→ **SEITE**
□ □ □

E. Capello: City at the Center of the World

Cover
Titel
City at the Center of the World. Space, History, and Modernity in Quito


Autor(en)
Capello, Ernesto
Reihe
Pitt Latin American Studies
Erschienen
Anzahl Seiten
312 S.
Preis
€ 23,11
Rezensiert für H-Soz-Kult von
Robert Fischer, Universität Erfurt

Die vorliegende historische, stark kultur- und literaturwissenschaftlich geprägte Arbeit von Ernesto Capello (Macalester College, Saint Paul, USA) geht den räumlich-zeitlichen Veränderungen und Kontinuitäten während der Modernisierungsphasen zwischen 1890 und 1940 in Quito nach. Der Blick auf die Hauptstadt Ecuadors scheint in diesem Zeitraum besonders interessant, da eine offensichtlich vergangenheitsaffine Stadt (UNESCO-Weltkulturerbe seit 1978) auf die enormen gesellschaftlichen Wandlungsprozesse um die Jahrhundertwende reagieren musste. Anhand von Veränderungen des Geschichtsdiskurses und Verschiebungen der Macht- und Deutungsstrukturen auf regionaler, nationaler und globaler Ebene untersucht Capello, inwieweit sich das moderne Quito über chronotopische Narrative selbst imaginierte und kreierte.

□ □ □

→ **AUFGABENSTELLUNG**
Geben Sie den Abschnitt der Rezension wörtlich wieder, der mit den Worten „Die vorliegende historische, stark“ einsetzt und mit „imaginierte und kreierte.“ schließt. Die Datensätze werden hierfür nicht benötigt.

→ **GEGEBENE DATENSÄTZE**
□ □ □

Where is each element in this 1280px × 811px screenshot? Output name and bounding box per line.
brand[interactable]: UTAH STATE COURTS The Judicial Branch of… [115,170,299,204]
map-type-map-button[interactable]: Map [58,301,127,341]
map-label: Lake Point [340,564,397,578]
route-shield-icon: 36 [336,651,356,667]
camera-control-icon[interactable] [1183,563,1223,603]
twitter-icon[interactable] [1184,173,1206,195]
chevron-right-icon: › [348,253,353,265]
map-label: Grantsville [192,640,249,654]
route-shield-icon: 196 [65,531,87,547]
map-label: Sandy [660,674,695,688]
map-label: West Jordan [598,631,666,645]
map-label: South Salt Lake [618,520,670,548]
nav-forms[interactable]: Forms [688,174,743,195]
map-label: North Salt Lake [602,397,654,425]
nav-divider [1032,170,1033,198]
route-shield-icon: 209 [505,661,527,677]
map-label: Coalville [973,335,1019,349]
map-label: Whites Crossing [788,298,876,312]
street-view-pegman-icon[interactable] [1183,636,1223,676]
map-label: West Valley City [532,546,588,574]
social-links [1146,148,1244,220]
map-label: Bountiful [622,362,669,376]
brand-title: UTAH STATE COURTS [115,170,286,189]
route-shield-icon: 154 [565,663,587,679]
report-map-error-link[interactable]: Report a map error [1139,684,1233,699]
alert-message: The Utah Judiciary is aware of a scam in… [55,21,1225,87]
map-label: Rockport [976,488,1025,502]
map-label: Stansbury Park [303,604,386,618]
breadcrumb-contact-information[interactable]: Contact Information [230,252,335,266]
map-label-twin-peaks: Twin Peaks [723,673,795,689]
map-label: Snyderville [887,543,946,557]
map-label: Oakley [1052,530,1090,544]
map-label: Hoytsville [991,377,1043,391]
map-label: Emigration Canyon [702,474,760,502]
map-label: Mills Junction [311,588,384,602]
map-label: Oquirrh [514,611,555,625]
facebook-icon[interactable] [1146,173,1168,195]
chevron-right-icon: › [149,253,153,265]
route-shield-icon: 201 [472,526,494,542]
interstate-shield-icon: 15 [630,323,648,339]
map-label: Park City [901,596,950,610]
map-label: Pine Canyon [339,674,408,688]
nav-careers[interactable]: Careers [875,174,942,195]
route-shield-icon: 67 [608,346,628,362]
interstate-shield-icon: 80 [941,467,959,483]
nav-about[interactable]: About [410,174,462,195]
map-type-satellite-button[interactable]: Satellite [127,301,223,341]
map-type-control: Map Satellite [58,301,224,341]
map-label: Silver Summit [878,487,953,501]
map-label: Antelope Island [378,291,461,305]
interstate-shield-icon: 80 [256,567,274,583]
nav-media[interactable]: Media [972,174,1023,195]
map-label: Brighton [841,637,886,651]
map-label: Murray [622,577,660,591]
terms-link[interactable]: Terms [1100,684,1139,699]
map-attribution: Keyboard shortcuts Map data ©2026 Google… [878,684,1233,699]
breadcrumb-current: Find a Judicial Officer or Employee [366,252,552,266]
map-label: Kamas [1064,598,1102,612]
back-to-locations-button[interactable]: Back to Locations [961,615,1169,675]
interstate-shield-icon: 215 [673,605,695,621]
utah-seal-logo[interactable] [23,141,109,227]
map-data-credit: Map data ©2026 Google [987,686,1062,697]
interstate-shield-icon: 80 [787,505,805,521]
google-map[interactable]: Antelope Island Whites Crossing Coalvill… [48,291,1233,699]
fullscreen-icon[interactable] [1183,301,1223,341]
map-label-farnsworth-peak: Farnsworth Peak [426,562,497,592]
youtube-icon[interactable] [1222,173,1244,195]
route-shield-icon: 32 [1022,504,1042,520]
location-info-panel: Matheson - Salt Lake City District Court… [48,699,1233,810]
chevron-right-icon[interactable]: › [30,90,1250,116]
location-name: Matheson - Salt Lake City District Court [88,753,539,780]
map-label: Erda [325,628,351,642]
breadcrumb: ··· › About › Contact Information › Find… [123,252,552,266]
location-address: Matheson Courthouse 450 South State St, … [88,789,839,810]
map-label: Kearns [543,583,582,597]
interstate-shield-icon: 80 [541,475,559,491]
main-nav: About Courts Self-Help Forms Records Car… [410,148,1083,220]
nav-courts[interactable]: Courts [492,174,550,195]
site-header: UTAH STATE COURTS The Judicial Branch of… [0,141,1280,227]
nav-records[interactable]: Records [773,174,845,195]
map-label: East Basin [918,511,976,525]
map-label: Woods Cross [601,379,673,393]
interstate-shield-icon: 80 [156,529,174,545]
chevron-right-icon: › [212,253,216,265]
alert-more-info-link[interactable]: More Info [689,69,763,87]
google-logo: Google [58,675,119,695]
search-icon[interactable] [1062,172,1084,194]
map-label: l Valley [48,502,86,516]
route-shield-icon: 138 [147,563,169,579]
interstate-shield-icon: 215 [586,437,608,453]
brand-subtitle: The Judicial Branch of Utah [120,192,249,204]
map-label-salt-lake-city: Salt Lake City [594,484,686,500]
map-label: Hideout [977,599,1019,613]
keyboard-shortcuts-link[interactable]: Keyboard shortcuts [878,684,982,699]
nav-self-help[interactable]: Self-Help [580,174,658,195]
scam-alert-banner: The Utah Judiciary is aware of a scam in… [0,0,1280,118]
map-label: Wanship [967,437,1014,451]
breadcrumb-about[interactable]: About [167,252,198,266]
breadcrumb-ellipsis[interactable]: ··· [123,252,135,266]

□ □ □

→ **LÖSUNG**
Die vorliegende historische, stark kultur- und literaturwissenschaftlich geprägte Arbeit von Ernesto Capello (Macalester College, Saint Paul, USA) geht den räumlich-zeitlichen Veränderungen und Kontinuitäten während der Modernisierungsphasen zwischen 1890 und 1940 in Quito nach. Der Blick auf die Hauptstadt Ecuadors scheint in diesem Zeitraum besonders interessant, da eine offensichtlich vergangenheitsaffine Stadt (UNESCO-Weltkulturerbe seit 1978) auf die enormen gesellschaftlichen Wandlungsprozesse um die Jahrhundertwende reagieren musste. Anhand von Veränderungen des Geschichtsdiskurses und Verschiebungen der Macht- und Deutungsstrukturen auf regionaler, nationaler und globaler Ebene untersucht Capello, inwieweit sich das moderne Quito über chronotopische Narrative selbst imaginierte und kreierte.